--- start LISTED ENTRIES ---

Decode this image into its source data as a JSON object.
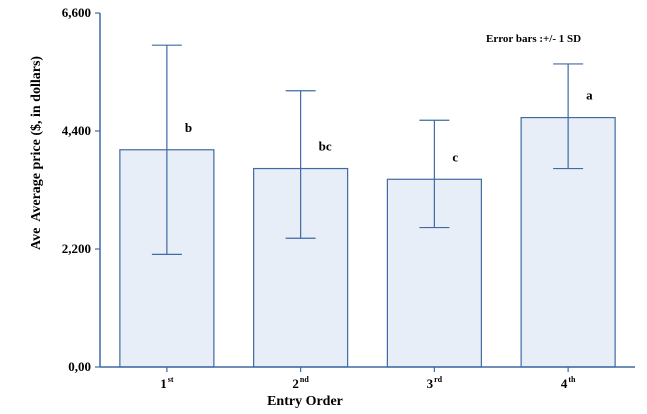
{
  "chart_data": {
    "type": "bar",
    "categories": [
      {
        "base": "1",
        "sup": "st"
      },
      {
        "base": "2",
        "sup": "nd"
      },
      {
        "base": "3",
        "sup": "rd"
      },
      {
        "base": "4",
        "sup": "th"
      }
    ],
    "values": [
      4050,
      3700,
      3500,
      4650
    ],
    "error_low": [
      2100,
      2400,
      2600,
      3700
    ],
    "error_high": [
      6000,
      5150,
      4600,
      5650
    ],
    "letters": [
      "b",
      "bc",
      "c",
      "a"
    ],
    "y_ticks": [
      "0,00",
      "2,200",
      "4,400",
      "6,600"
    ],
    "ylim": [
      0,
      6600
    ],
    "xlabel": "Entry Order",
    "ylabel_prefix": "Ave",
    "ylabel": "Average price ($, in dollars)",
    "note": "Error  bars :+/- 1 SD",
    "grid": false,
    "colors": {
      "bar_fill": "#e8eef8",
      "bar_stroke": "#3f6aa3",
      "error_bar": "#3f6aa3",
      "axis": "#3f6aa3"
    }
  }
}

--- end LISTED ENTRIES ---
--- start LISTED ENTRIES ---

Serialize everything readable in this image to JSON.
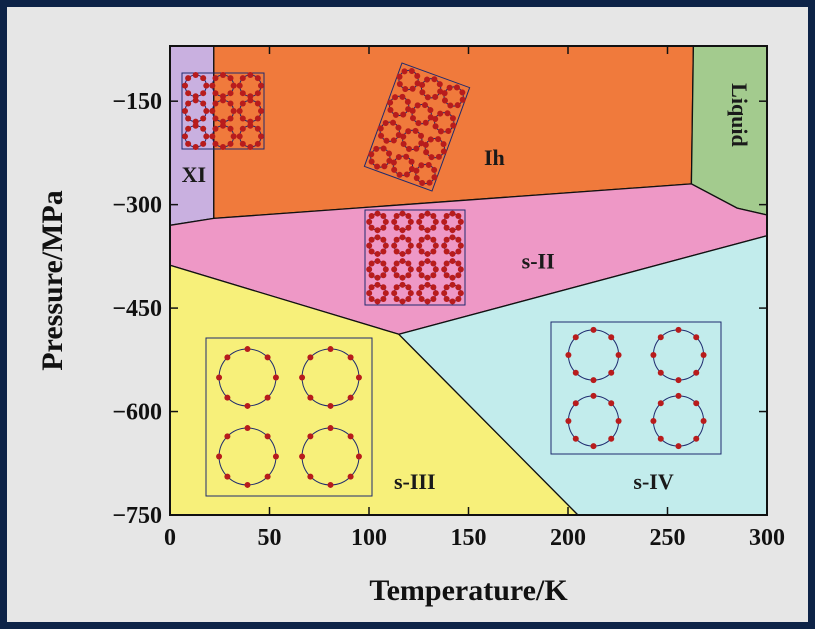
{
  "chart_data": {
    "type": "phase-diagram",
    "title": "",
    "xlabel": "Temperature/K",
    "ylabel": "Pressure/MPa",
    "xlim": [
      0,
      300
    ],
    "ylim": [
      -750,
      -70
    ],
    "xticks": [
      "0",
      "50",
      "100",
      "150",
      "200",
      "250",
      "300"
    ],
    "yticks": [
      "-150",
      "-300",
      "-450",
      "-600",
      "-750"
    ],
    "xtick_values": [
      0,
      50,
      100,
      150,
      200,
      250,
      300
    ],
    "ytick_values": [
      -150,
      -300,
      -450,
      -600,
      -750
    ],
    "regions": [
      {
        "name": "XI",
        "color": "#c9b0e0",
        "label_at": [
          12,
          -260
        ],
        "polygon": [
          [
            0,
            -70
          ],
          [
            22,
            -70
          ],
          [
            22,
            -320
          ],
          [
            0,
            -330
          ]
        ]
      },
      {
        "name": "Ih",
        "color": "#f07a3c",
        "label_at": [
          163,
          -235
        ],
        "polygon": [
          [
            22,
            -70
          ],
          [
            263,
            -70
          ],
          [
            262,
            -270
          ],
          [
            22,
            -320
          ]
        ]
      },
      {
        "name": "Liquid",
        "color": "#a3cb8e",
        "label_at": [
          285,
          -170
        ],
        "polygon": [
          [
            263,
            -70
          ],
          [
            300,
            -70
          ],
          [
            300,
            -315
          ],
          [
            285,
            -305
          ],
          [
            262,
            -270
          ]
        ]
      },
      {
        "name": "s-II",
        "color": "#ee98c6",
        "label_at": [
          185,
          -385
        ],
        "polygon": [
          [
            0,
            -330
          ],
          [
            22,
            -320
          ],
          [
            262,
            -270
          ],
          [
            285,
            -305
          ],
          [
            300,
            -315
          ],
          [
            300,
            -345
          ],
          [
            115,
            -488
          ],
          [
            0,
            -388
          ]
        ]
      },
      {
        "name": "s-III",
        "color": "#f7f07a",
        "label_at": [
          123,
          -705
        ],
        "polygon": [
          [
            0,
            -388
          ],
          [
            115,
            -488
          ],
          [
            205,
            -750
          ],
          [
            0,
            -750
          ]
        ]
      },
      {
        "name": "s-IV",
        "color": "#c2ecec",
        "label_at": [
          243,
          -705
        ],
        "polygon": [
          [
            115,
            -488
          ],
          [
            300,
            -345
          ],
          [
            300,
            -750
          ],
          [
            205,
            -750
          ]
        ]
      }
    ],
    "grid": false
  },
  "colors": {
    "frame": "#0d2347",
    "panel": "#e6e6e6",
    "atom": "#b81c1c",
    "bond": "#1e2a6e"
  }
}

--- end LISTED ENTRIES ---

### GOAL OF THE EXERCISE
Copy all lines from the listing that contain "name".

### COMPLETE RESPONSE
        "name": "XI",
        "name": "Ih",
        "name": "Liquid",
        "name": "s-II",
        "name": "s-III",
        "name": "s-IV",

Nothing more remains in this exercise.